===== Excerpted records

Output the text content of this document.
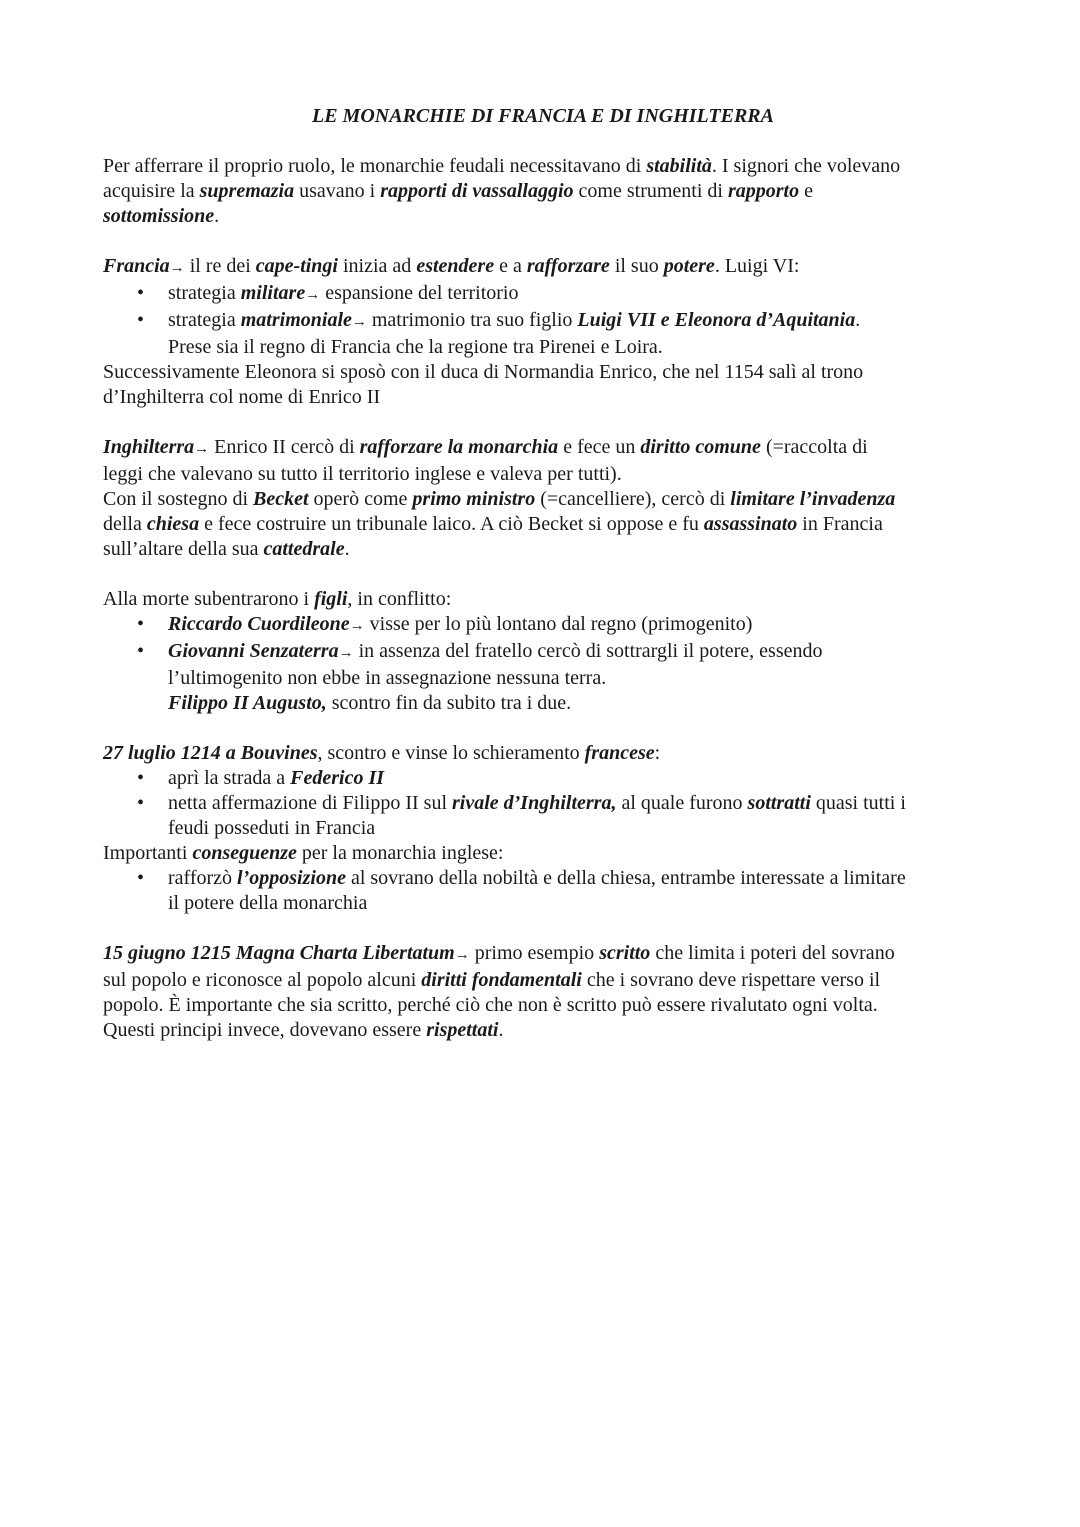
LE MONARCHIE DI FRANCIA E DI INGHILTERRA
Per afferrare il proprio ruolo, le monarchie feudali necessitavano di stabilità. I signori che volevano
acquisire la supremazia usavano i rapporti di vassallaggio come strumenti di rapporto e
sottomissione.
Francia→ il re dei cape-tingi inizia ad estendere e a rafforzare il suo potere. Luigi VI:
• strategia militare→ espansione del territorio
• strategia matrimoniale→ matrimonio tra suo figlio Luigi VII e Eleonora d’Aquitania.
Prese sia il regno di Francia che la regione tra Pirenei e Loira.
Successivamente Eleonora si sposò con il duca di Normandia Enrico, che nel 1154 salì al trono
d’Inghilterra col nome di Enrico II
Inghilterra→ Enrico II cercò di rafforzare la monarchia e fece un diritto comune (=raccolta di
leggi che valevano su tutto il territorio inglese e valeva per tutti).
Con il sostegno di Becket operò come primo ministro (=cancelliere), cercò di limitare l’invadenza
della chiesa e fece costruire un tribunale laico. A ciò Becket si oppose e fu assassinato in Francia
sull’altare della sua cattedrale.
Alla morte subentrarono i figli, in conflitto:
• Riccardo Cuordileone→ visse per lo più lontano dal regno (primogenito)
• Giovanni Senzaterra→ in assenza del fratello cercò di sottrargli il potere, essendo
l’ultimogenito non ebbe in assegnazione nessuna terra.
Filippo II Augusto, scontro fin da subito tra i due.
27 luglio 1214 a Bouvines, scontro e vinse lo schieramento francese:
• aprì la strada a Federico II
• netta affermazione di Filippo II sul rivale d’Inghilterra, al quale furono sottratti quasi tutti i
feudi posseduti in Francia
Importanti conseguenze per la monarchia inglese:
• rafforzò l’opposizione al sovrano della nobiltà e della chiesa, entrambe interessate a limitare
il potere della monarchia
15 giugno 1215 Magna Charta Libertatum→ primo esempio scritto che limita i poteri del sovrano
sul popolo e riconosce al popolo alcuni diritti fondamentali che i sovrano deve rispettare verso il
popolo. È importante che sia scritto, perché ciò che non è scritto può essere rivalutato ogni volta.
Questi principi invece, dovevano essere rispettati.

==========

__Written exercise__: Write only the number of lines that include "territorio".

__Correct response__: 2